Dataset listings of figures:

** begin **

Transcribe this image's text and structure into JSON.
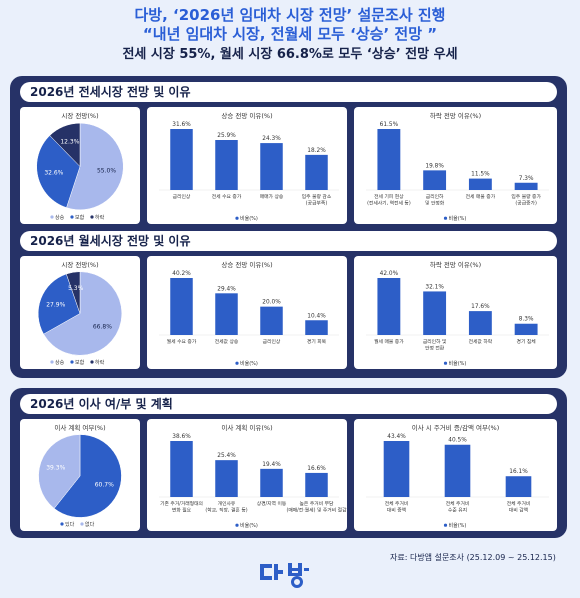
{
  "header": {
    "line1": "다방, ‘2026년 임대차 시장 전망’ 설문조사 진행",
    "line2": "“내년 임대차 시장, 전월세 모두 ‘상승’ 전망 ”",
    "line3": "전세 시장 55%, 월세 시장 66.8%로 모두 ‘상승’ 전망 우세"
  },
  "sections": [
    {
      "title": "2026년 전세시장 전망 및 이유"
    },
    {
      "title": "2026년 월세시장 전망 및 이유"
    },
    {
      "title": "2026년 이사 여/부 및 계획"
    }
  ],
  "colors": {
    "dark": "#263267",
    "blue": "#2d5ec7",
    "mid": "#6b88dd",
    "light": "#a8b8ec",
    "navy": "#16224a"
  },
  "source": "자료: 다방앱 설문조사 (25.12.09 ~ 25.12.15)",
  "logo": "다방",
  "chart_data": [
    {
      "type": "pie",
      "title": "시장 전망(%)",
      "labels": [
        "상승",
        "보합",
        "하락"
      ],
      "values": [
        55.0,
        32.6,
        12.3
      ],
      "colors": [
        "#a8b8ec",
        "#2d5ec7",
        "#263267"
      ],
      "legend": "bottom"
    },
    {
      "type": "bar",
      "title": "상승 전망 이유(%)",
      "categories": [
        "금리인상",
        "전세 수요 증가",
        "매매가 상승",
        "입주 물량 감소(공급부족)"
      ],
      "values": [
        31.6,
        25.9,
        24.3,
        18.2
      ],
      "legend_label": "비율(%)"
    },
    {
      "type": "bar",
      "title": "하락 전망 이유(%)",
      "categories": [
        "전세 기피 현상 (전세사기, 역전세 등)",
        "금리인하 및 안정화",
        "전세 매물 증가",
        "입주 물량 증가 (공급증가)"
      ],
      "values": [
        61.5,
        19.8,
        11.5,
        7.3
      ],
      "legend_label": "비율(%)"
    },
    {
      "type": "pie",
      "title": "시장 전망(%)",
      "labels": [
        "상승",
        "보합",
        "하락"
      ],
      "values": [
        66.8,
        27.9,
        5.3
      ],
      "colors": [
        "#a8b8ec",
        "#2d5ec7",
        "#263267"
      ],
      "legend": "bottom"
    },
    {
      "type": "bar",
      "title": "상승 전망 이유(%)",
      "categories": [
        "월세 수요 증가",
        "전세값 상승",
        "금리인상",
        "경기 회복"
      ],
      "values": [
        40.2,
        29.4,
        20.0,
        10.4
      ],
      "legend_label": "비율(%)"
    },
    {
      "type": "bar",
      "title": "하락 전망 이유(%)",
      "categories": [
        "월세 매물 증가",
        "금리인하 및 안정 전환",
        "전세값 하락",
        "경기 침체"
      ],
      "values": [
        42.0,
        32.1,
        17.6,
        8.3
      ],
      "legend_label": "비율(%)"
    },
    {
      "type": "pie",
      "title": "이사 계획 여부(%)",
      "labels": [
        "있다",
        "없다"
      ],
      "values": [
        60.7,
        39.3
      ],
      "colors": [
        "#2d5ec7",
        "#a8b8ec"
      ],
      "legend": "bottom"
    },
    {
      "type": "bar",
      "title": "이사 계획 이유(%)",
      "categories": [
        "기존 주거/거래형태의 변화 필요",
        "개인사유 (학교, 직장, 결혼 등)",
        "상경/지역 이동",
        "높은 주거비 부담(매매/전·월세) 및 주거비 절감"
      ],
      "values": [
        38.6,
        25.4,
        19.4,
        16.6
      ],
      "legend_label": "비율(%)"
    },
    {
      "type": "bar",
      "title": "이사 시 주거비 증/감액 여부(%)",
      "categories": [
        "전체 주거비 대비 증액",
        "전체 주거비 수준 유지",
        "전체 주거비 대비 감액"
      ],
      "values": [
        43.4,
        40.5,
        16.1
      ],
      "legend_label": "비율(%)"
    }
  ]
}
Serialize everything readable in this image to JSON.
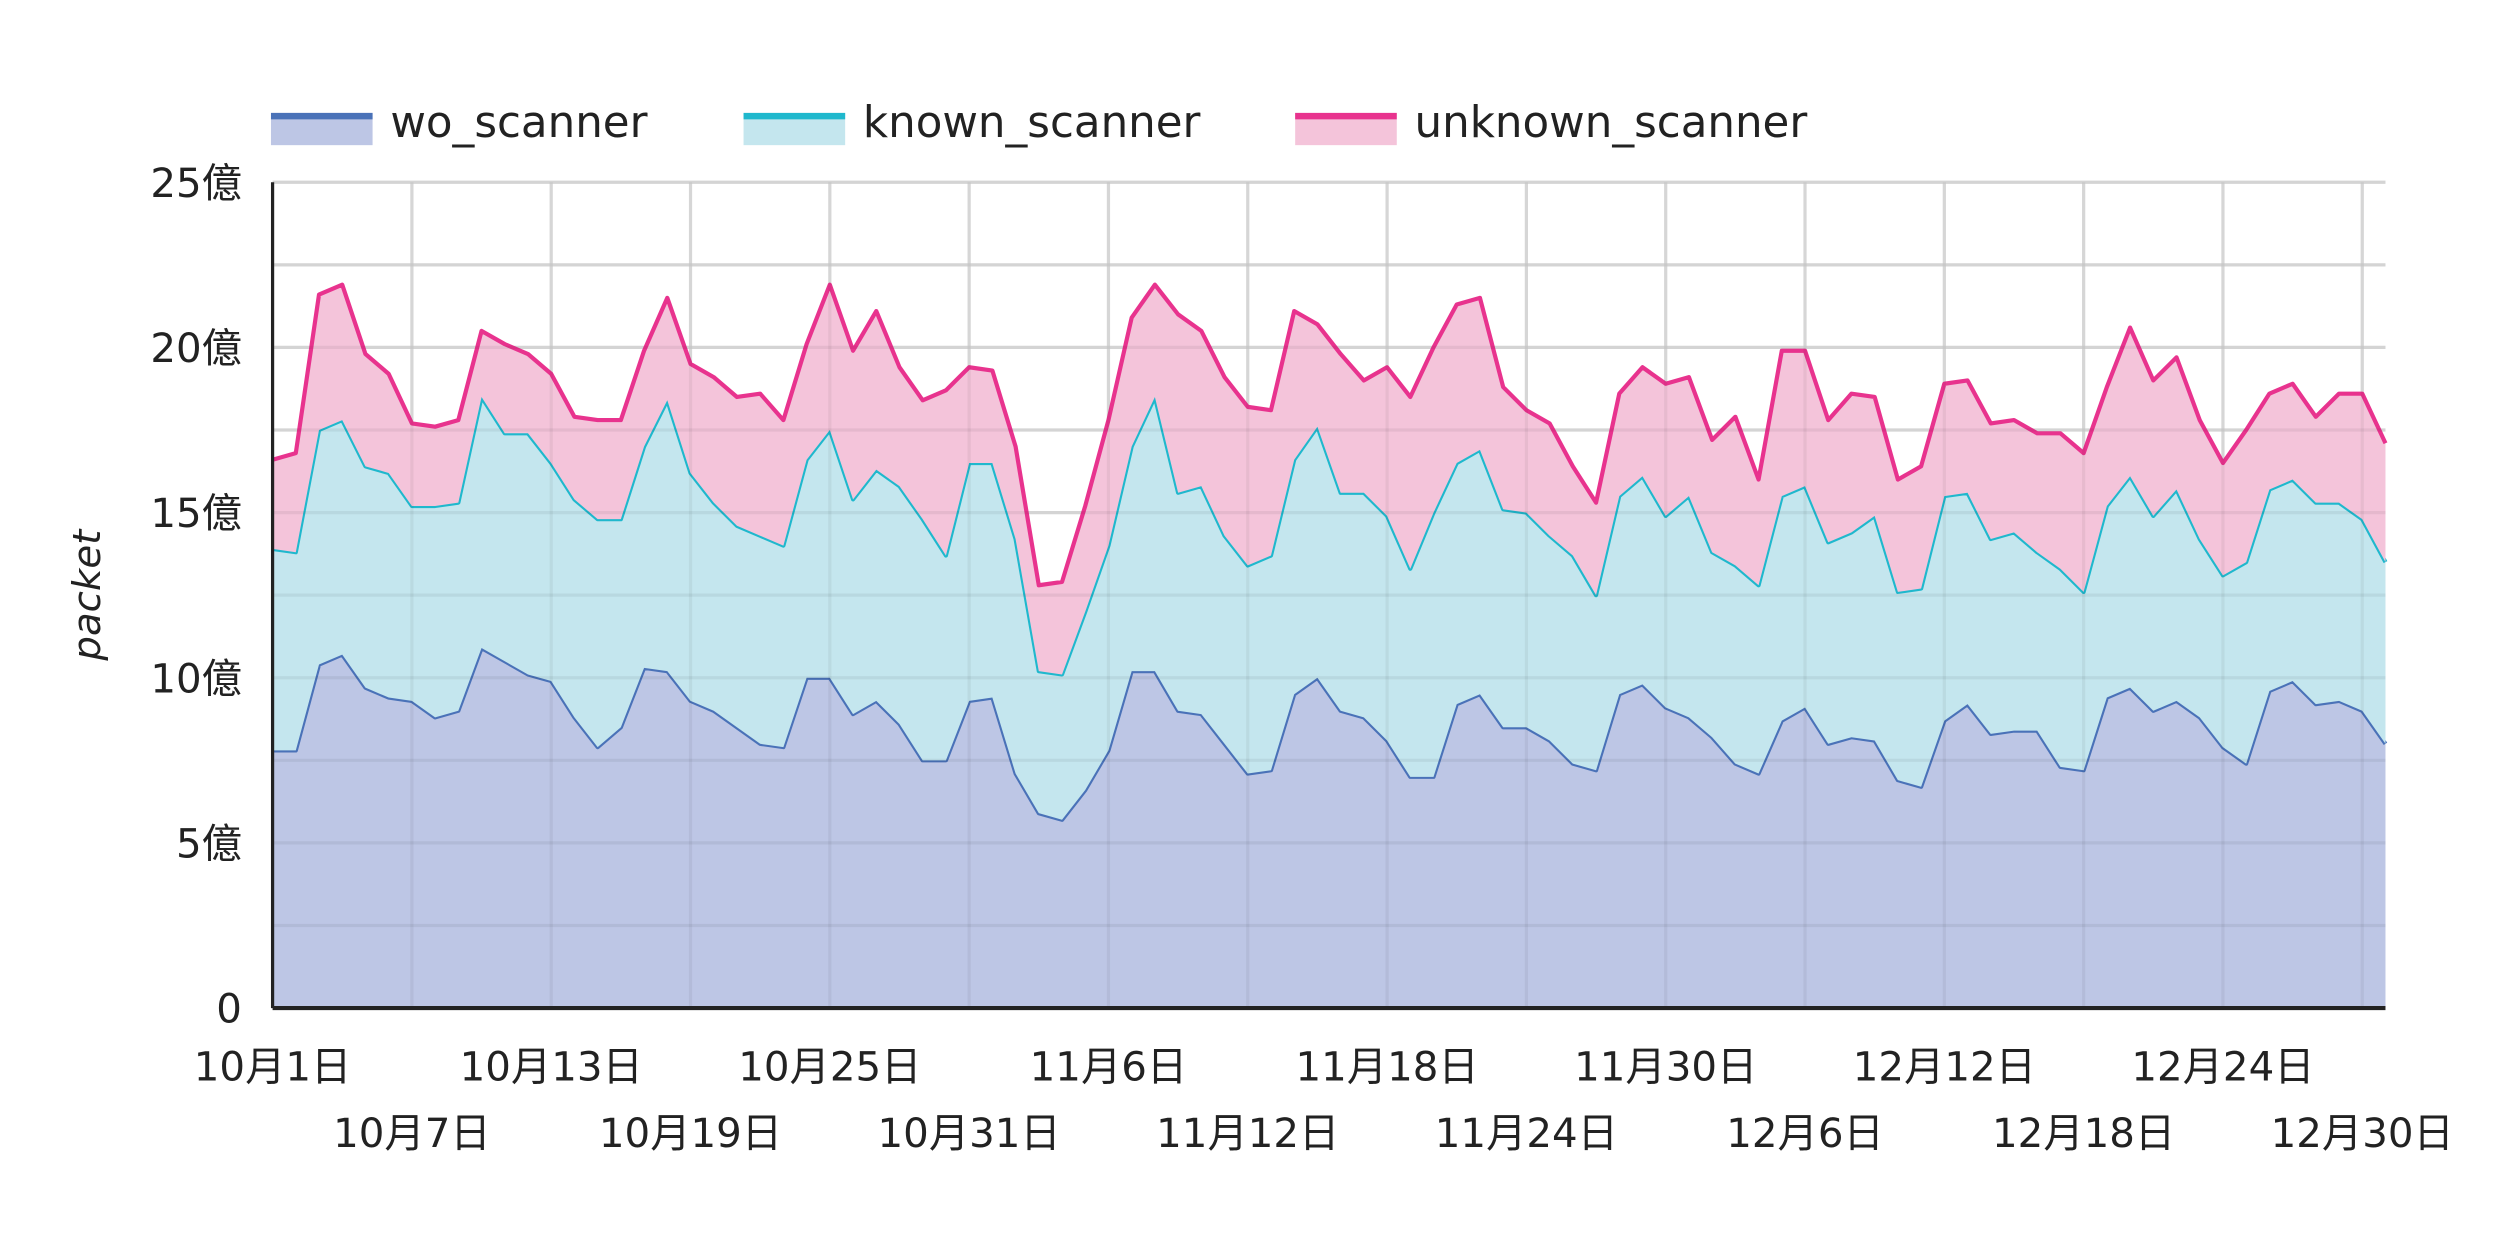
{
  "chart_data": {
    "type": "area",
    "stacked": true,
    "title": "",
    "xlabel": "",
    "ylabel": "packet",
    "ylim": [
      0,
      2500000000
    ],
    "yticks": [
      {
        "value": 0,
        "label": "0"
      },
      {
        "value": 500000000,
        "label": "5億"
      },
      {
        "value": 1000000000,
        "label": "10億"
      },
      {
        "value": 1500000000,
        "label": "15億"
      },
      {
        "value": 2000000000,
        "label": "20億"
      },
      {
        "value": 2500000000,
        "label": "25億"
      }
    ],
    "xtick_labels_row1": [
      "10月1日",
      "10月13日",
      "10月25日",
      "11月6日",
      "11月18日",
      "11月30日",
      "12月12日",
      "12月24日"
    ],
    "xtick_labels_row2": [
      "10月7日",
      "10月19日",
      "10月31日",
      "11月12日",
      "11月24日",
      "12月6日",
      "12月18日",
      "12月30日"
    ],
    "xtick_day_index_row1": [
      0,
      12,
      24,
      36,
      48,
      60,
      72,
      84
    ],
    "xtick_day_index_row2": [
      6,
      18,
      30,
      42,
      54,
      66,
      78,
      90
    ],
    "legend_position": "top",
    "grid": true,
    "unit_note": "values in 億 (100 million) packets; series values are per-series (not cumulative)",
    "x_start": "10月1日",
    "x_end": "12月31日",
    "series": [
      {
        "name": "wo_scanner",
        "line_color": "#4a72b8",
        "fill_color": "#bdc6e5",
        "values": [
          7.8,
          7.8,
          10.4,
          10.7,
          9.7,
          9.4,
          9.3,
          8.8,
          9.0,
          10.9,
          10.5,
          10.1,
          9.9,
          8.8,
          7.9,
          8.5,
          10.3,
          10.2,
          9.3,
          9.0,
          8.5,
          8.0,
          7.9,
          10.0,
          10.0,
          8.9,
          9.3,
          8.6,
          7.5,
          7.5,
          9.3,
          9.4,
          7.1,
          5.9,
          5.7,
          6.6,
          7.8,
          10.2,
          10.2,
          9.0,
          8.9,
          8.0,
          7.1,
          7.2,
          9.5,
          10.0,
          9.0,
          8.8,
          8.1,
          7.0,
          7.0,
          9.2,
          9.5,
          8.5,
          8.5,
          8.1,
          7.4,
          7.2,
          9.5,
          9.8,
          9.1,
          8.8,
          8.2,
          7.4,
          7.1,
          8.7,
          9.1,
          8.0,
          8.2,
          8.1,
          6.9,
          6.7,
          8.7,
          9.2,
          8.3,
          8.4,
          8.4,
          7.3,
          7.2,
          9.4,
          9.7,
          9.0,
          9.3,
          8.8,
          7.9,
          7.4,
          9.6,
          9.9,
          9.2,
          9.3,
          9.0,
          8.0
        ]
      },
      {
        "name": "known_scanner",
        "line_color": "#1fb8cd",
        "fill_color": "#c4e6ee",
        "values": [
          6.1,
          6.0,
          7.1,
          7.1,
          6.7,
          6.8,
          5.9,
          6.4,
          6.3,
          7.6,
          6.9,
          7.3,
          6.6,
          6.6,
          6.9,
          6.3,
          6.7,
          8.2,
          6.9,
          6.3,
          6.1,
          6.3,
          6.1,
          6.6,
          7.5,
          6.5,
          7.0,
          7.2,
          7.3,
          6.2,
          7.2,
          7.1,
          7.1,
          4.3,
          4.4,
          5.4,
          6.2,
          6.8,
          8.3,
          6.6,
          6.9,
          6.3,
          6.3,
          6.5,
          7.1,
          7.6,
          6.6,
          6.8,
          6.8,
          6.3,
          8.0,
          7.3,
          7.4,
          6.6,
          6.5,
          6.2,
          6.3,
          5.3,
          6.0,
          6.3,
          5.8,
          6.7,
          5.6,
          6.0,
          5.7,
          6.8,
          6.7,
          6.1,
          6.2,
          6.8,
          5.7,
          6.0,
          6.8,
          6.4,
          5.9,
          6.0,
          5.4,
          6.0,
          5.4,
          5.8,
          6.4,
          5.9,
          6.4,
          5.4,
          5.2,
          6.1,
          6.1,
          6.1,
          6.1,
          6.0,
          5.8,
          5.5
        ]
      },
      {
        "name": "unknown_scanner",
        "line_color": "#e8338e",
        "fill_color": "#f4c4da",
        "values": [
          2.7,
          3.0,
          4.1,
          4.1,
          3.4,
          3.0,
          2.5,
          2.4,
          2.5,
          2.0,
          2.7,
          2.4,
          2.7,
          2.5,
          3.0,
          3.0,
          2.9,
          3.1,
          3.3,
          3.8,
          3.9,
          4.3,
          3.8,
          3.5,
          4.4,
          4.5,
          4.8,
          3.6,
          3.6,
          5.0,
          2.9,
          2.8,
          2.8,
          2.6,
          2.8,
          3.2,
          3.8,
          3.9,
          3.4,
          5.4,
          4.7,
          4.8,
          4.8,
          4.4,
          4.5,
          3.1,
          4.2,
          3.4,
          4.5,
          5.2,
          5.0,
          4.8,
          4.6,
          3.7,
          3.1,
          3.4,
          2.7,
          2.8,
          3.1,
          3.3,
          4.0,
          3.6,
          3.4,
          4.5,
          3.2,
          4.4,
          4.1,
          3.7,
          4.2,
          3.6,
          3.4,
          3.7,
          3.4,
          3.4,
          3.5,
          3.4,
          3.6,
          4.1,
          4.2,
          3.6,
          4.5,
          4.1,
          4.0,
          3.6,
          3.4,
          4.0,
          2.9,
          2.9,
          2.6,
          3.3,
          3.8,
          3.6
        ]
      }
    ]
  },
  "legend": {
    "items": [
      {
        "label": "wo_scanner",
        "line": "#4a72b8",
        "fill": "#bdc6e5"
      },
      {
        "label": "known_scanner",
        "line": "#1fb8cd",
        "fill": "#c4e6ee"
      },
      {
        "label": "unknown_scanner",
        "line": "#e8338e",
        "fill": "#f4c4da"
      }
    ]
  },
  "axes": {
    "ylabel": "packet"
  }
}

** end **

*Task:* Look for lines containing the string "image" and copy them all.

*Answer:*
Transcribe this image's text and structure into JSON.
Serialize everything readable in this image to JSON.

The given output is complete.